-- Start Supplied material --
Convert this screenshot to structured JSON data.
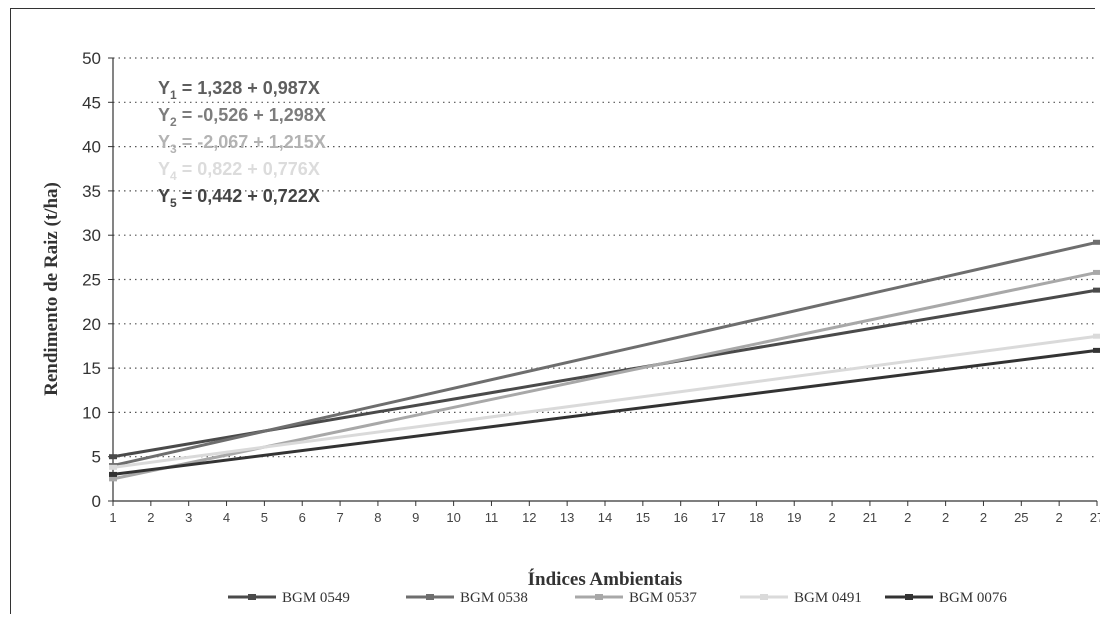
{
  "chart_data": {
    "type": "line",
    "xlabel": "Índices Ambientais",
    "ylabel": "Rendimento de Raiz (t/ha)",
    "ylim": [
      0,
      50
    ],
    "yticks": [
      0,
      5,
      10,
      15,
      20,
      25,
      30,
      35,
      40,
      45,
      50
    ],
    "xlim": [
      1,
      27
    ],
    "xtick_labels": [
      "1",
      "2",
      "3",
      "4",
      "5",
      "6",
      "7",
      "8",
      "9",
      "10",
      "11",
      "12",
      "13",
      "14",
      "15",
      "16",
      "17",
      "18",
      "19",
      "2",
      "21",
      "2",
      "2",
      "2",
      "25",
      "2",
      "27"
    ],
    "grid": "horizontal-dotted",
    "legend_position": "bottom",
    "equations": [
      {
        "label": "Y",
        "sub": "1",
        "text": " = 1,328 + 0,987X",
        "color": "#5e5e5e"
      },
      {
        "label": "Y",
        "sub": "2",
        "text": " = -0,526 + 1,298X",
        "color": "#7d7d7d"
      },
      {
        "label": "Y",
        "sub": "3",
        "text": " = -2,067 + 1,215X",
        "color": "#b3b3b3"
      },
      {
        "label": "Y",
        "sub": "4",
        "text": " = 0,822 + 0,776X",
        "color": "#dcdcdc"
      },
      {
        "label": "Y",
        "sub": "5",
        "text": " = 0,442 + 0,722X",
        "color": "#444444"
      }
    ],
    "series": [
      {
        "name": "BGM 0549",
        "color": "#4a4a4a",
        "x": [
          1,
          27
        ],
        "y": [
          5.0,
          23.8
        ]
      },
      {
        "name": "BGM 0538",
        "color": "#6e6e6e",
        "x": [
          1,
          27
        ],
        "y": [
          4.0,
          29.2
        ]
      },
      {
        "name": "BGM 0537",
        "color": "#a8a8a8",
        "x": [
          1,
          27
        ],
        "y": [
          2.5,
          25.8
        ]
      },
      {
        "name": "BGM 0491",
        "color": "#dadada",
        "x": [
          1,
          27
        ],
        "y": [
          3.8,
          18.6
        ]
      },
      {
        "name": "BGM 0076",
        "color": "#333333",
        "x": [
          1,
          27
        ],
        "y": [
          3.0,
          17.0
        ]
      }
    ]
  }
}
-- End Supplied material --
▸ **Task description**
Copy out each line exactly, without the pictures.

▸ **Solution to this problem**
Convert this screenshot to structured JSON data.
{
  "chart_data": {
    "type": "line",
    "xlabel": "Índices Ambientais",
    "ylabel": "Rendimento de Raiz (t/ha)",
    "ylim": [
      0,
      50
    ],
    "yticks": [
      0,
      5,
      10,
      15,
      20,
      25,
      30,
      35,
      40,
      45,
      50
    ],
    "xlim": [
      1,
      27
    ],
    "xtick_labels": [
      "1",
      "2",
      "3",
      "4",
      "5",
      "6",
      "7",
      "8",
      "9",
      "10",
      "11",
      "12",
      "13",
      "14",
      "15",
      "16",
      "17",
      "18",
      "19",
      "2",
      "21",
      "2",
      "2",
      "2",
      "25",
      "2",
      "27"
    ],
    "grid": "horizontal-dotted",
    "legend_position": "bottom",
    "equations": [
      {
        "label": "Y",
        "sub": "1",
        "text": " = 1,328 + 0,987X",
        "color": "#5e5e5e"
      },
      {
        "label": "Y",
        "sub": "2",
        "text": " = -0,526 + 1,298X",
        "color": "#7d7d7d"
      },
      {
        "label": "Y",
        "sub": "3",
        "text": " = -2,067 + 1,215X",
        "color": "#b3b3b3"
      },
      {
        "label": "Y",
        "sub": "4",
        "text": " = 0,822 + 0,776X",
        "color": "#dcdcdc"
      },
      {
        "label": "Y",
        "sub": "5",
        "text": " = 0,442 + 0,722X",
        "color": "#444444"
      }
    ],
    "series": [
      {
        "name": "BGM 0549",
        "color": "#4a4a4a",
        "x": [
          1,
          27
        ],
        "y": [
          5.0,
          23.8
        ]
      },
      {
        "name": "BGM 0538",
        "color": "#6e6e6e",
        "x": [
          1,
          27
        ],
        "y": [
          4.0,
          29.2
        ]
      },
      {
        "name": "BGM 0537",
        "color": "#a8a8a8",
        "x": [
          1,
          27
        ],
        "y": [
          2.5,
          25.8
        ]
      },
      {
        "name": "BGM 0491",
        "color": "#dadada",
        "x": [
          1,
          27
        ],
        "y": [
          3.8,
          18.6
        ]
      },
      {
        "name": "BGM 0076",
        "color": "#333333",
        "x": [
          1,
          27
        ],
        "y": [
          3.0,
          17.0
        ]
      }
    ]
  }
}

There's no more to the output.